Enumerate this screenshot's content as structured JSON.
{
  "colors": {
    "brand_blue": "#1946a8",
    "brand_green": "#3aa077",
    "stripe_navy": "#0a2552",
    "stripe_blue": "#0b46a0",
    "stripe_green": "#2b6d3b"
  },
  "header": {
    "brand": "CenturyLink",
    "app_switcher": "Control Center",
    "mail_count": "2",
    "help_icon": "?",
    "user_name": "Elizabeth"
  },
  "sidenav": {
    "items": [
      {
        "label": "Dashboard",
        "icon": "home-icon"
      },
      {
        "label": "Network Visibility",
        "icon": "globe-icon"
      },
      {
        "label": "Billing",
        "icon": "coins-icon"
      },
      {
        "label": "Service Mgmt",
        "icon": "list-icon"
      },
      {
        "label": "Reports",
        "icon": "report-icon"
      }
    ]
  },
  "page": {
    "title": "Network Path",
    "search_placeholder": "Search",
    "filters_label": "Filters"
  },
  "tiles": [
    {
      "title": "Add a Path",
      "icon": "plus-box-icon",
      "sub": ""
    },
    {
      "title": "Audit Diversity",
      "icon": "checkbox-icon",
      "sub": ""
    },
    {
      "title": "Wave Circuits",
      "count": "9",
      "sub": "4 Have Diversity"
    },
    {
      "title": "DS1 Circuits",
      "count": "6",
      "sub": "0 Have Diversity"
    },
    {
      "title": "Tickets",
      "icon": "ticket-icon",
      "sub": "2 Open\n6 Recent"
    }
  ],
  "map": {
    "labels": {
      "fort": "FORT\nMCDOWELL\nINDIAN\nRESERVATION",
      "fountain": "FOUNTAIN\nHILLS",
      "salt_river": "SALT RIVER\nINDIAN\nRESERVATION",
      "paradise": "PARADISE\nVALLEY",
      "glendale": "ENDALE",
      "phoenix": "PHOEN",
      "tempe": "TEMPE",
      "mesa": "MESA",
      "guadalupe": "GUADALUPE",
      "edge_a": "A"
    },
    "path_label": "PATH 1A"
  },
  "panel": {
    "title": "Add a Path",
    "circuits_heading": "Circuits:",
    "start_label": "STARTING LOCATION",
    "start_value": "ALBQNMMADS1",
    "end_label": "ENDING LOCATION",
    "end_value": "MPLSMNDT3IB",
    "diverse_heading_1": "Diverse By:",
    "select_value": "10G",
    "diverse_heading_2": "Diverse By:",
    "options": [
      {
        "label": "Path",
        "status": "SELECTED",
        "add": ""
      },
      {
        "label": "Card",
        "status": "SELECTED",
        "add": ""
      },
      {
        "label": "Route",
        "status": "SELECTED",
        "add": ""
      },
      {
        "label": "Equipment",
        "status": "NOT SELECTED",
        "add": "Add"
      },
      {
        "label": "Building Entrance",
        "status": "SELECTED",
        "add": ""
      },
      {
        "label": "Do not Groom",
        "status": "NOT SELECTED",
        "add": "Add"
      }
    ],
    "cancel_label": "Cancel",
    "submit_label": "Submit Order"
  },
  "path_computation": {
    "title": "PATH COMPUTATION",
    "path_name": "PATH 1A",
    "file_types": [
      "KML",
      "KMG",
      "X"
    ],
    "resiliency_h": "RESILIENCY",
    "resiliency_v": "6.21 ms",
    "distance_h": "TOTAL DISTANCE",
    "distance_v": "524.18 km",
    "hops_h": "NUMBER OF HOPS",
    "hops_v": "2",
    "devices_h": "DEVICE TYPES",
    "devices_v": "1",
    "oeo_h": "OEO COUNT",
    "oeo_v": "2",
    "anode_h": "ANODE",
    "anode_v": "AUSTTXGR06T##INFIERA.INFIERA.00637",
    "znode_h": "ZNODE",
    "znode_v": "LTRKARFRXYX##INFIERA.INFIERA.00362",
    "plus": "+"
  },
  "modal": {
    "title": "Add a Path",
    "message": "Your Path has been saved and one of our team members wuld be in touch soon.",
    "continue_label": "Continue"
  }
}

§ §

### AIM OF THE TASK
Lines containing "INFIERA" are to be counted. State the total and add nothing.

### ANSWER TO THIS EXERCISE
2